Problem description →
Using the data below, copy every line that contains the word "Relative".

Raw records →

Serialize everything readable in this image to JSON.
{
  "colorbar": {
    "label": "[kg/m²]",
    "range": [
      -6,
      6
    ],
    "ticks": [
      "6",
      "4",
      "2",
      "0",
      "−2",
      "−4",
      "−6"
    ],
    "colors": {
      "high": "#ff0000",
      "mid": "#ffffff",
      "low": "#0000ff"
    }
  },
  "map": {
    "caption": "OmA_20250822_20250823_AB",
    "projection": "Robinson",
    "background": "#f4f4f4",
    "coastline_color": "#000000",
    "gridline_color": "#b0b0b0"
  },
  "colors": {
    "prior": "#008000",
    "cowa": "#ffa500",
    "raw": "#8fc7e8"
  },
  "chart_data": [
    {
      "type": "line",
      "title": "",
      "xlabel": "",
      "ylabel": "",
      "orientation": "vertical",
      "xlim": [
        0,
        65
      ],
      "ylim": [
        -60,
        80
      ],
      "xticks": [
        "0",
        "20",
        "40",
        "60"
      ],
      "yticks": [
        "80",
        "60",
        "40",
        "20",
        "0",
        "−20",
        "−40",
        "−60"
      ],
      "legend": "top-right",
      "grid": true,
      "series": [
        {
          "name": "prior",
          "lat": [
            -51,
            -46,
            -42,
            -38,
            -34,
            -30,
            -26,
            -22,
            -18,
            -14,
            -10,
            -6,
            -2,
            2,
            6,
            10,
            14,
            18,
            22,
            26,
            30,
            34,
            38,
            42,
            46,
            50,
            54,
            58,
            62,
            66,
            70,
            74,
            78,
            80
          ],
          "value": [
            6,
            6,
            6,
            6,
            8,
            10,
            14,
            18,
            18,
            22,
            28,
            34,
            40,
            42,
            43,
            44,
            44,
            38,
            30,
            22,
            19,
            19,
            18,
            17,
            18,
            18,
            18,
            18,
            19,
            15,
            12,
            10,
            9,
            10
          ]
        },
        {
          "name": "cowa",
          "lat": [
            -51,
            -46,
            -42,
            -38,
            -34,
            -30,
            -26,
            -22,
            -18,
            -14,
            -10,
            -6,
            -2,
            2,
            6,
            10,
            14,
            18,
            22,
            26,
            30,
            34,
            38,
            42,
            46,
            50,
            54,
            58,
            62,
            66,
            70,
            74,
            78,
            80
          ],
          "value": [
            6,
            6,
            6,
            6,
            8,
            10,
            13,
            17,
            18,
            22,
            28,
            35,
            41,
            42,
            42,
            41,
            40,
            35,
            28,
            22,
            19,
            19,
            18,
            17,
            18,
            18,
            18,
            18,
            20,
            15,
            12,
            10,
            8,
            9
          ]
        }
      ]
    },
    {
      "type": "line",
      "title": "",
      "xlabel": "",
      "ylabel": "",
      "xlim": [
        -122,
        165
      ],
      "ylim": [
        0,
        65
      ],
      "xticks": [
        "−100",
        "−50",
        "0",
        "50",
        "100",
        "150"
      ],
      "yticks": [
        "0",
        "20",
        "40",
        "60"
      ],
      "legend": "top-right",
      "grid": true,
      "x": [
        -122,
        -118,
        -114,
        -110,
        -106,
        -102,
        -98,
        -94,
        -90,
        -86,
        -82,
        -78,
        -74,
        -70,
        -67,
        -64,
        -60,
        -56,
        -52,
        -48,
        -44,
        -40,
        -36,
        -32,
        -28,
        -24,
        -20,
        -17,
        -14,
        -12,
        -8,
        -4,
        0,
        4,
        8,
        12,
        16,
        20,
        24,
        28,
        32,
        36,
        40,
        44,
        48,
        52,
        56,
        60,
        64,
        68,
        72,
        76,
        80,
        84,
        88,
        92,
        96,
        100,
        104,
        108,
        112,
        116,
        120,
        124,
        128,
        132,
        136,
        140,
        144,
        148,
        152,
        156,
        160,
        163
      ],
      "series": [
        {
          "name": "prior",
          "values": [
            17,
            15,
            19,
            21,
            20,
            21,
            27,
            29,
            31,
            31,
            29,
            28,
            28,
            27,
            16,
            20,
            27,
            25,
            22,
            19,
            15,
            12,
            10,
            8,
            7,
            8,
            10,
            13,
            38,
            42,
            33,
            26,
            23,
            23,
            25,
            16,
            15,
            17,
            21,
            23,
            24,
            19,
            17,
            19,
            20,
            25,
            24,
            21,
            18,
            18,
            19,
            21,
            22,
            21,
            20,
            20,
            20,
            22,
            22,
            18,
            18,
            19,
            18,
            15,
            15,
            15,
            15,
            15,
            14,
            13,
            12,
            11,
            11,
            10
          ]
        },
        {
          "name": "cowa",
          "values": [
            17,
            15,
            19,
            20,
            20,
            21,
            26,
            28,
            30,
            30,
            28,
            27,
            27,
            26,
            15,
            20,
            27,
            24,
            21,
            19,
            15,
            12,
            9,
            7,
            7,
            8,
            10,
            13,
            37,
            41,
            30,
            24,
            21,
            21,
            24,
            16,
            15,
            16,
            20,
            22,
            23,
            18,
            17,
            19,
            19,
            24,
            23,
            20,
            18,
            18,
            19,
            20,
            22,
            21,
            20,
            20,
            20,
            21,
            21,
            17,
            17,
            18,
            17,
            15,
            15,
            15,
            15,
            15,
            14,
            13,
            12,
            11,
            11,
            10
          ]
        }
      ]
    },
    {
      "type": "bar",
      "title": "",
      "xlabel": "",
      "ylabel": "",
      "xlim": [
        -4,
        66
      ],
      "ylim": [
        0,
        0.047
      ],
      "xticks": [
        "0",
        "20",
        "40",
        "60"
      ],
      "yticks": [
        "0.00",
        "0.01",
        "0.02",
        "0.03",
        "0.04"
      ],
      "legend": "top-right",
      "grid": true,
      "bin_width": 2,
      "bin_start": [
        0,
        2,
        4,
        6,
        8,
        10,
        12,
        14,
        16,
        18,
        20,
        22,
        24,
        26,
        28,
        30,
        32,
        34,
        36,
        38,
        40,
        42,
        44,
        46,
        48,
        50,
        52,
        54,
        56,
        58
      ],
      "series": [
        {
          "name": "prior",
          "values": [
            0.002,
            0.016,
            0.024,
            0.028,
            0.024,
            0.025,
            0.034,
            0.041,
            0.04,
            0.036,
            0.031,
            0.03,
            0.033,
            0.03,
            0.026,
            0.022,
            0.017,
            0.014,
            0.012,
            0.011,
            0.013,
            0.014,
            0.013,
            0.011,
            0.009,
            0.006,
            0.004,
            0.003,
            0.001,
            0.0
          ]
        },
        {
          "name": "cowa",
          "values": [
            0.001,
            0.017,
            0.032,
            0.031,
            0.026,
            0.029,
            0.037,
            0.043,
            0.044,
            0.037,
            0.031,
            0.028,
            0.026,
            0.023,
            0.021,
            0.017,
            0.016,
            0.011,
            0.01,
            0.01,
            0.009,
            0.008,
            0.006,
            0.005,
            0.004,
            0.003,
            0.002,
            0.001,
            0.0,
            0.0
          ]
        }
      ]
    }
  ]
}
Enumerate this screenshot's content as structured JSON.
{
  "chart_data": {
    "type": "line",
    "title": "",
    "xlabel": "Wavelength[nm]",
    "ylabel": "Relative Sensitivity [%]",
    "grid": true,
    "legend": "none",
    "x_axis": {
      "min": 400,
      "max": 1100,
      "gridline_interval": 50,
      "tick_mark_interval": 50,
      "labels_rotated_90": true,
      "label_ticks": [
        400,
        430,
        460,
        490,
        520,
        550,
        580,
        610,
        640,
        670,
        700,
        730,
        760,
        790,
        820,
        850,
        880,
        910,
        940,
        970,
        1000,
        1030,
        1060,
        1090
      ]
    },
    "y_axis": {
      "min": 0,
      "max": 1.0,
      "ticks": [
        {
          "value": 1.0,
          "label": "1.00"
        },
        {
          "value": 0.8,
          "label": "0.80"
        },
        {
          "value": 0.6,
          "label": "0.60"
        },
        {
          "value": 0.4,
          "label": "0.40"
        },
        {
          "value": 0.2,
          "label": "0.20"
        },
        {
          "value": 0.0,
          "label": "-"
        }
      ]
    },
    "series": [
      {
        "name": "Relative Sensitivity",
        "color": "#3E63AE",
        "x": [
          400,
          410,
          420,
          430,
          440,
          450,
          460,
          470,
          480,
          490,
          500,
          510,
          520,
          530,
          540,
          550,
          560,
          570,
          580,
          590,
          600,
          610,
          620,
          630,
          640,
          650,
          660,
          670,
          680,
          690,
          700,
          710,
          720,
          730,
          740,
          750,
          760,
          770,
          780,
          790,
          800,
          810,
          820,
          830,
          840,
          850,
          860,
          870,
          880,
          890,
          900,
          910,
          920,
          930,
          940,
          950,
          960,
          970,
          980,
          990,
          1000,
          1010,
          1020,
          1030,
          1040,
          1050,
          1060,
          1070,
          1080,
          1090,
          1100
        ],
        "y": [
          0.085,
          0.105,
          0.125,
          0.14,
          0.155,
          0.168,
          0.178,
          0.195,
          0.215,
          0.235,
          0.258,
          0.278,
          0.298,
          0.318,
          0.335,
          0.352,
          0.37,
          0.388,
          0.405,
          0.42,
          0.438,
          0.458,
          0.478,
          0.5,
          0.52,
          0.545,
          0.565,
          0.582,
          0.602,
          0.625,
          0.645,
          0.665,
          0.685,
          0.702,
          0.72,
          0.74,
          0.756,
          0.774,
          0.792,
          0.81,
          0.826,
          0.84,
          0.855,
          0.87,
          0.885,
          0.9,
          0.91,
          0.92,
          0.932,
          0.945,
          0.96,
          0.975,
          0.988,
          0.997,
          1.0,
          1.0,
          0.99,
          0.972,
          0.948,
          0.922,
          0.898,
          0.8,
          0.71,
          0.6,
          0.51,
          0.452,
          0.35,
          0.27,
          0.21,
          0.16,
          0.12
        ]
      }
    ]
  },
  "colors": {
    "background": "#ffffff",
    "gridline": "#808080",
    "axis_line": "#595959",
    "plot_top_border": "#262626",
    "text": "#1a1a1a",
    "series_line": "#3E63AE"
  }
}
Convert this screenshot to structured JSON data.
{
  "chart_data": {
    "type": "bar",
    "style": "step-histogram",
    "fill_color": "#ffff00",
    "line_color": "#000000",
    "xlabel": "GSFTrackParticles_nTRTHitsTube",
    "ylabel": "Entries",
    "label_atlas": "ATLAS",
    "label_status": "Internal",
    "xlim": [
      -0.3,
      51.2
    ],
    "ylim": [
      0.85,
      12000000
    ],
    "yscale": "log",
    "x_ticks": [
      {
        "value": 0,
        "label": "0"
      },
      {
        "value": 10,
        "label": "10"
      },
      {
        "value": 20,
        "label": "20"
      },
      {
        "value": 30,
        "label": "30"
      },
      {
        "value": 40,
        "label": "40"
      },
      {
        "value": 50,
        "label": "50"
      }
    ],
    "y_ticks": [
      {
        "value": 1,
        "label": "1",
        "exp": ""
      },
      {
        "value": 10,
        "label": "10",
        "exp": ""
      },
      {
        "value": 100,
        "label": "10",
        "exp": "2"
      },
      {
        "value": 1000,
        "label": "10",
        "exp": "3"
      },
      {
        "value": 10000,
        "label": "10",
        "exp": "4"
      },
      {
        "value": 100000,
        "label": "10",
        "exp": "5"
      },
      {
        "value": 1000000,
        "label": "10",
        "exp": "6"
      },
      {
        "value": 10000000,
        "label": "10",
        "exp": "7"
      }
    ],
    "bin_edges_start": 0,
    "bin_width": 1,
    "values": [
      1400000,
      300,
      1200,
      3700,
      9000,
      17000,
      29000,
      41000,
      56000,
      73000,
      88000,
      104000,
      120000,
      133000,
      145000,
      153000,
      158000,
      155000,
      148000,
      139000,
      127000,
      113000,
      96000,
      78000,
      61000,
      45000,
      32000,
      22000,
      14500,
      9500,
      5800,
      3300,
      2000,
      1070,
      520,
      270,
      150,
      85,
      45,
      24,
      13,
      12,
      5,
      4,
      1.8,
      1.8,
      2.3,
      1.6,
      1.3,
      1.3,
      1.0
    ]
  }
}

Completed exercise →
    "ylabel": "Relative Sensitivity [%]",
        "name": "Relative Sensitivity",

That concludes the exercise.